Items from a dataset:
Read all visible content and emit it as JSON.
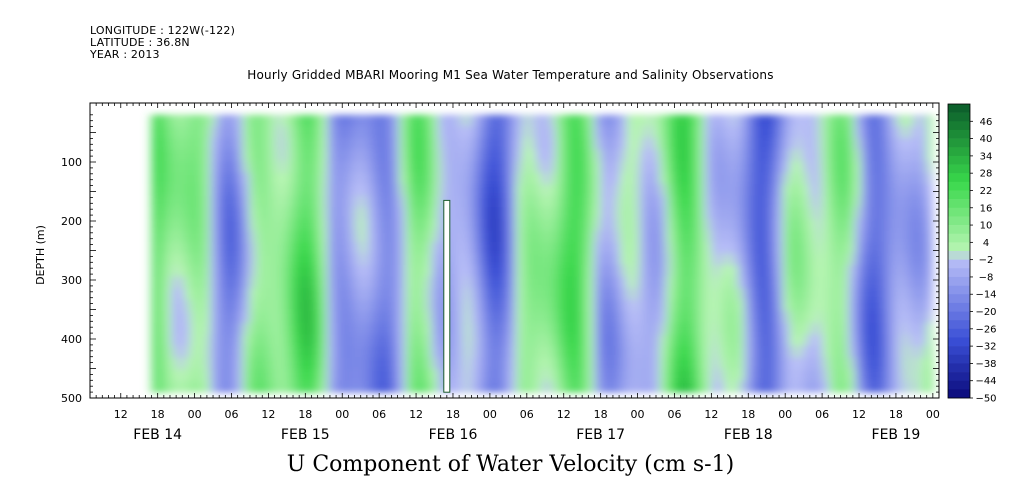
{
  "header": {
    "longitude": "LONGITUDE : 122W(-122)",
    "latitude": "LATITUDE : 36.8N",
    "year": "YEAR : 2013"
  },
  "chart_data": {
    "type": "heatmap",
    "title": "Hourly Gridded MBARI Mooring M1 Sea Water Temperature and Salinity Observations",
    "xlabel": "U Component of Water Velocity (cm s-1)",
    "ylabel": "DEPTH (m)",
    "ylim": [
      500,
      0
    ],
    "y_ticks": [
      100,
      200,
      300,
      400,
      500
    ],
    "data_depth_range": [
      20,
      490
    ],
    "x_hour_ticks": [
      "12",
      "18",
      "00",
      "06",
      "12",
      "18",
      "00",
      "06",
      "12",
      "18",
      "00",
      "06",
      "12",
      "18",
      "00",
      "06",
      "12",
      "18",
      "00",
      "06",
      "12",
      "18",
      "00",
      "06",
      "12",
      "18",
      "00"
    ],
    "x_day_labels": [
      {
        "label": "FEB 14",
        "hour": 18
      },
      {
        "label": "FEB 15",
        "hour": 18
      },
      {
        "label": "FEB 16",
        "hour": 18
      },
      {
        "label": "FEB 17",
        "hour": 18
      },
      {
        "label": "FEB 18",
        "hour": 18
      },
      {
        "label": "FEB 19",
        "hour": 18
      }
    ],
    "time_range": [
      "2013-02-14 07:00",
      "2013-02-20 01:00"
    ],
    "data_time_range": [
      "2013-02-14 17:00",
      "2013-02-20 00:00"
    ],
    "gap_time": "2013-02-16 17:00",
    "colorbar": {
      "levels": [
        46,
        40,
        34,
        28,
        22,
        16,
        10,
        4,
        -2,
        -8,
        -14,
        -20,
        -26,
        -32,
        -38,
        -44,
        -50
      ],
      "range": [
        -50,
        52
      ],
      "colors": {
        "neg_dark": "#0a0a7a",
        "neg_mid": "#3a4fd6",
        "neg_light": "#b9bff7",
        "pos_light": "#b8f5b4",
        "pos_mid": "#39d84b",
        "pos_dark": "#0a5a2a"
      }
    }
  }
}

==

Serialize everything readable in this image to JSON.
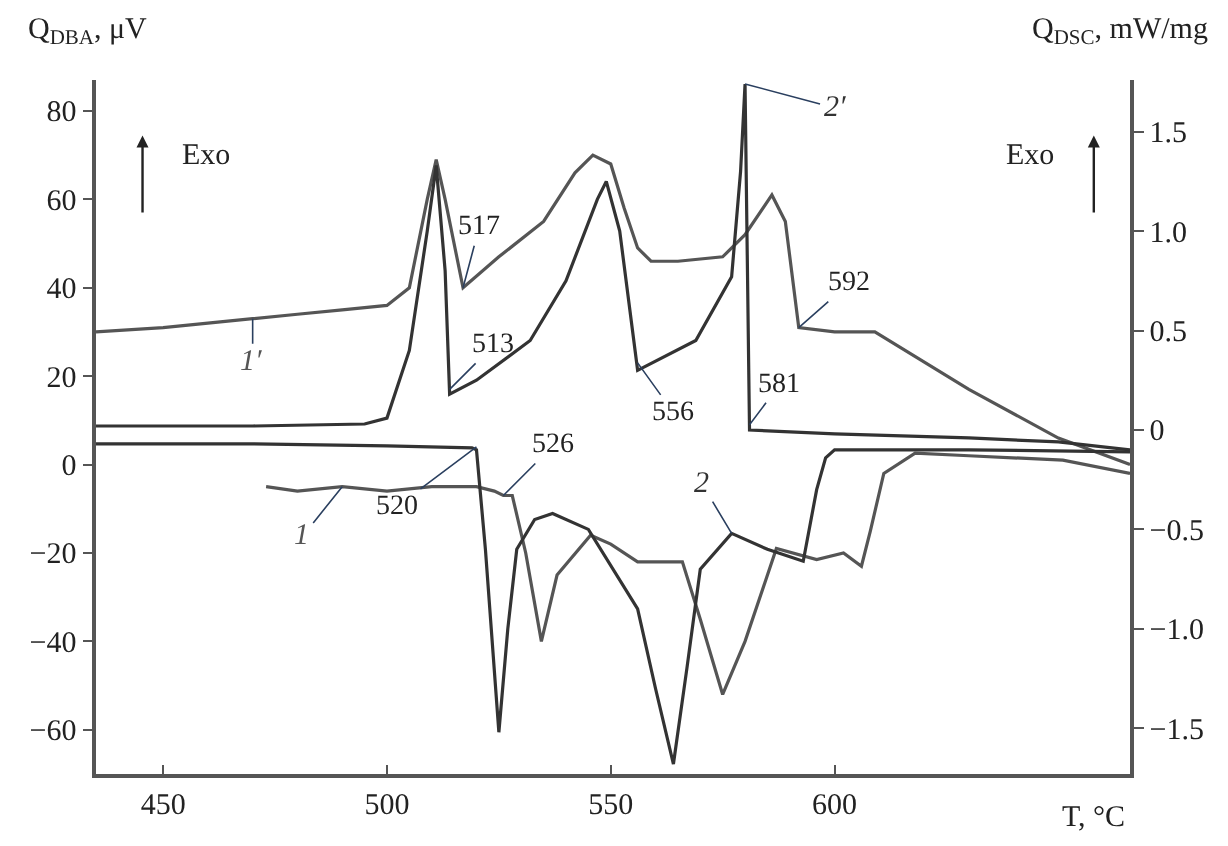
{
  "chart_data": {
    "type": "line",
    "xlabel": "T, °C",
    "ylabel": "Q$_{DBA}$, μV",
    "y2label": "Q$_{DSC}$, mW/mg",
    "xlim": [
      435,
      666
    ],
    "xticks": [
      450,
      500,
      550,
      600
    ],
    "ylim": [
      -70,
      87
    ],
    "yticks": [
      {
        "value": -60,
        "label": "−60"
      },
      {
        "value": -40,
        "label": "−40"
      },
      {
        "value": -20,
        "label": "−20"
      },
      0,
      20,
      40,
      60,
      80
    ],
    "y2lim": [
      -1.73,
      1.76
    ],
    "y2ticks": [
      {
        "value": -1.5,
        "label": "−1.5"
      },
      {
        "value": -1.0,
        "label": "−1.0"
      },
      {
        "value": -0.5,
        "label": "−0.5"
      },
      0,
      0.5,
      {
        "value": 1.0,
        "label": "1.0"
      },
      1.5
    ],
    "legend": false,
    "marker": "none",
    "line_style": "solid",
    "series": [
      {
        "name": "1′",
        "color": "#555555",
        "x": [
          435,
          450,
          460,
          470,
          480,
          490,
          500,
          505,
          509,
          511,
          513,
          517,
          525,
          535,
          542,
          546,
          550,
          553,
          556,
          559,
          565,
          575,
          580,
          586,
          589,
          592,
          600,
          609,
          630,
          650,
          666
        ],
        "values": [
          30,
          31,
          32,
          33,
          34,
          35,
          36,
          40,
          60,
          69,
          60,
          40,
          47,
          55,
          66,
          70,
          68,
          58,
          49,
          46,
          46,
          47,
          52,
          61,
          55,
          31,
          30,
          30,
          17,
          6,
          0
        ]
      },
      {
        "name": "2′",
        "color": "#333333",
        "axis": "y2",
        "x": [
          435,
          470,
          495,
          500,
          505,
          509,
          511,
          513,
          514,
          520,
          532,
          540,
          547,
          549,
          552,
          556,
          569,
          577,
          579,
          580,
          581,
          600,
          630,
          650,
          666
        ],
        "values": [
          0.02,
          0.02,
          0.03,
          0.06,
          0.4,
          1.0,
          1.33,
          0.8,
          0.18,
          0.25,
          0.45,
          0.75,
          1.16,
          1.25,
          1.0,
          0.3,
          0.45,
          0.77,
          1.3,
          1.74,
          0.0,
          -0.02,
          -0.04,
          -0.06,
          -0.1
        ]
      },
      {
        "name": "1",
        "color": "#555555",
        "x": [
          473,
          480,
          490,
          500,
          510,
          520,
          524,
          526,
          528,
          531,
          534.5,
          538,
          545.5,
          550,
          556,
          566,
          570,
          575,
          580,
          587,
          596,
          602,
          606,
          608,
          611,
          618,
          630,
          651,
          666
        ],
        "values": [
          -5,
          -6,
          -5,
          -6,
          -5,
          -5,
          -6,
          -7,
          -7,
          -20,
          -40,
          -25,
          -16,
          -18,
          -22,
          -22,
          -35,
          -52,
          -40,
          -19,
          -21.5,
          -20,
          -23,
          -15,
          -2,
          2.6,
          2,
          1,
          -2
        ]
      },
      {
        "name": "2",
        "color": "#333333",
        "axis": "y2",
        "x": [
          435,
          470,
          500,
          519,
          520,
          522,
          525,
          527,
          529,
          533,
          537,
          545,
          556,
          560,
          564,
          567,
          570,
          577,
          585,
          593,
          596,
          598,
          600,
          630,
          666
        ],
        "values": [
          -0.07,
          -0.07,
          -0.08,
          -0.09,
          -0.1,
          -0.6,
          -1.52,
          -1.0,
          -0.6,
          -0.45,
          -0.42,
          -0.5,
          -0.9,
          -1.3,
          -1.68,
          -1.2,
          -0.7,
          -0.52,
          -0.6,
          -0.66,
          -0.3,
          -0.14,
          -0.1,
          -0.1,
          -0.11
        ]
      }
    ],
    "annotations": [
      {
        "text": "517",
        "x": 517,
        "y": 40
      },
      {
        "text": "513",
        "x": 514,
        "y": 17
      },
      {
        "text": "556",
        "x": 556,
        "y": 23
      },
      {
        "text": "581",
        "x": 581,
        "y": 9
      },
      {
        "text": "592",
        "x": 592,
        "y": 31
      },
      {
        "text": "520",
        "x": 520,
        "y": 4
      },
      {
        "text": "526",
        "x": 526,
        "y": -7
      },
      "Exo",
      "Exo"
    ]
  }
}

--

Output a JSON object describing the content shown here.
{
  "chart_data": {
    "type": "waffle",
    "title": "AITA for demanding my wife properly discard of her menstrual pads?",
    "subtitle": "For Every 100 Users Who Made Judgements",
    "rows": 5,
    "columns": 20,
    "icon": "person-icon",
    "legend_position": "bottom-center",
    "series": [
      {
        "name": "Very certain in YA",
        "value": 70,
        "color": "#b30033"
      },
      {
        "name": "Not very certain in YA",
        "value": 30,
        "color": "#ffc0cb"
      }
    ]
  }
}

### TASK STATEMENT
In the listing, find all lines with the string "xlabel" and copy them.

### SOLUTION FOR THIS TASK
    "xlabel": "U Component of Water Velocity (cm s-1)",
    "xlabel": "T, °C",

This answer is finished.